▶ _Given problem_
Reproduce the following records word for word, leaving out the pictures.
--- start Data excerpts ---
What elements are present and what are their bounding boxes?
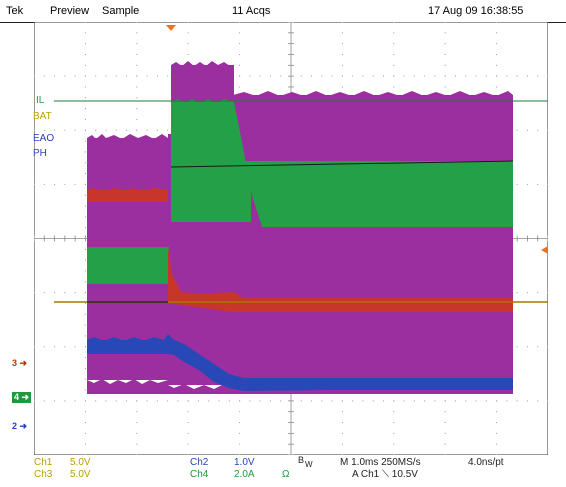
timebase-readout: M 1.0ms 250MS/s (340, 457, 421, 468)
ph-trace-mid-line (170, 160, 514, 168)
trigger-position-marker (166, 25, 176, 31)
waveform-display[interactable] (34, 22, 548, 455)
trigger-level-marker (541, 246, 548, 254)
ch4-scale: 2.0A (234, 469, 255, 480)
ch4-label: Ch4 (190, 469, 209, 480)
ph-trace-high-noise (171, 61, 234, 66)
bandwidth-limit-w: W (305, 460, 313, 469)
ph-trace-top-noise (87, 134, 168, 139)
ch3-label: Ch3 (34, 469, 53, 480)
il-trace (87, 102, 513, 284)
run-state-label: Preview (50, 5, 90, 17)
bat-trace-noise (87, 188, 168, 202)
ph-trace-upper-noise (233, 91, 513, 96)
il-trace-label: IL (36, 95, 45, 106)
ch4-impedance-unit: Ω (282, 469, 290, 480)
eao-trace-label: EAO (33, 133, 55, 144)
il-trace-edge-noise (171, 99, 234, 103)
bandwidth-limit-b: B (298, 455, 305, 465)
ch2-label: Ch2 (190, 457, 209, 468)
ch1-label: Ch1 (34, 457, 53, 468)
bat-trace-label: BAT (33, 111, 52, 122)
acquisition-mode-label: Sample (102, 5, 140, 17)
ch2-ground-marker: 2 ➜ (12, 421, 28, 431)
ch1-scale: 5.0V (70, 457, 91, 468)
ch4-ground-marker: 4 ➜ (12, 392, 32, 403)
ph-trace-label: PH (33, 148, 47, 159)
brand-label: Tek (6, 5, 24, 17)
status-bar: Tek Preview Sample 11 Acqs 17 Aug 09 16:… (0, 0, 566, 23)
eao-trace (87, 334, 513, 391)
ph-trace-bottom-noise (87, 379, 513, 394)
date-time-label: 17 Aug 09 16:38:55 (428, 5, 524, 17)
acquisition-count-label: 11 Acqs (232, 5, 271, 17)
eao-trace-noise (87, 337, 164, 341)
ch3-scale: 5.0V (70, 469, 91, 480)
ch3-ground-marker: 3 ➜ (12, 358, 28, 368)
sample-interval-readout: 4.0ns/pt (468, 457, 504, 468)
channel-settings-bar: Ch1 5.0V Ch3 5.0V Ch2 1.0V Ch4 2.0A Ω B … (0, 455, 566, 487)
trigger-readout: A Ch1 ⟍ 10.5V (352, 469, 418, 480)
ch2-scale: 1.0V (234, 457, 255, 468)
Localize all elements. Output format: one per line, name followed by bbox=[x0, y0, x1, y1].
--- end Data excerpts ---
▶ _Reply to the exercise_
What elements are present and what are their bounding boxes?
timebase-readout: M 1.0ms 250MS/s (340, 457, 421, 468)
ph-trace-mid-line (170, 160, 514, 168)
trigger-position-marker (166, 25, 176, 31)
waveform-display[interactable] (34, 22, 548, 455)
trigger-level-marker (541, 246, 548, 254)
ch4-scale: 2.0A (234, 469, 255, 480)
ch4-label: Ch4 (190, 469, 209, 480)
ph-trace-high-noise (171, 61, 234, 66)
bandwidth-limit-w: W (305, 460, 313, 469)
ph-trace-top-noise (87, 134, 168, 139)
ch3-label: Ch3 (34, 469, 53, 480)
il-trace (87, 102, 513, 284)
run-state-label: Preview (50, 5, 90, 17)
bat-trace-noise (87, 188, 168, 202)
ph-trace-upper-noise (233, 91, 513, 96)
il-trace-label: IL (36, 95, 45, 106)
ch4-impedance-unit: Ω (282, 469, 290, 480)
eao-trace-label: EAO (33, 133, 55, 144)
il-trace-edge-noise (171, 99, 234, 103)
bandwidth-limit-b: B (298, 455, 305, 465)
ch2-label: Ch2 (190, 457, 209, 468)
ch1-label: Ch1 (34, 457, 53, 468)
bat-trace-label: BAT (33, 111, 52, 122)
acquisition-mode-label: Sample (102, 5, 140, 17)
ch2-ground-marker: 2 ➜ (12, 421, 28, 431)
ch1-scale: 5.0V (70, 457, 91, 468)
ch4-ground-marker: 4 ➜ (12, 392, 32, 403)
ph-trace-label: PH (33, 148, 47, 159)
brand-label: Tek (6, 5, 24, 17)
status-bar: Tek Preview Sample 11 Acqs 17 Aug 09 16:… (0, 0, 566, 23)
eao-trace (87, 334, 513, 391)
ph-trace-bottom-noise (87, 379, 513, 394)
date-time-label: 17 Aug 09 16:38:55 (428, 5, 524, 17)
acquisition-count-label: 11 Acqs (232, 5, 271, 17)
eao-trace-noise (87, 337, 164, 341)
ch3-scale: 5.0V (70, 469, 91, 480)
ch3-ground-marker: 3 ➜ (12, 358, 28, 368)
sample-interval-readout: 4.0ns/pt (468, 457, 504, 468)
channel-settings-bar: Ch1 5.0V Ch3 5.0V Ch2 1.0V Ch4 2.0A Ω B … (0, 455, 566, 487)
trigger-readout: A Ch1 ⟍ 10.5V (352, 469, 418, 480)
ch2-scale: 1.0V (234, 457, 255, 468)
Localize all elements. Output format: one per line, name followed by bbox=[x0, y0, x1, y1].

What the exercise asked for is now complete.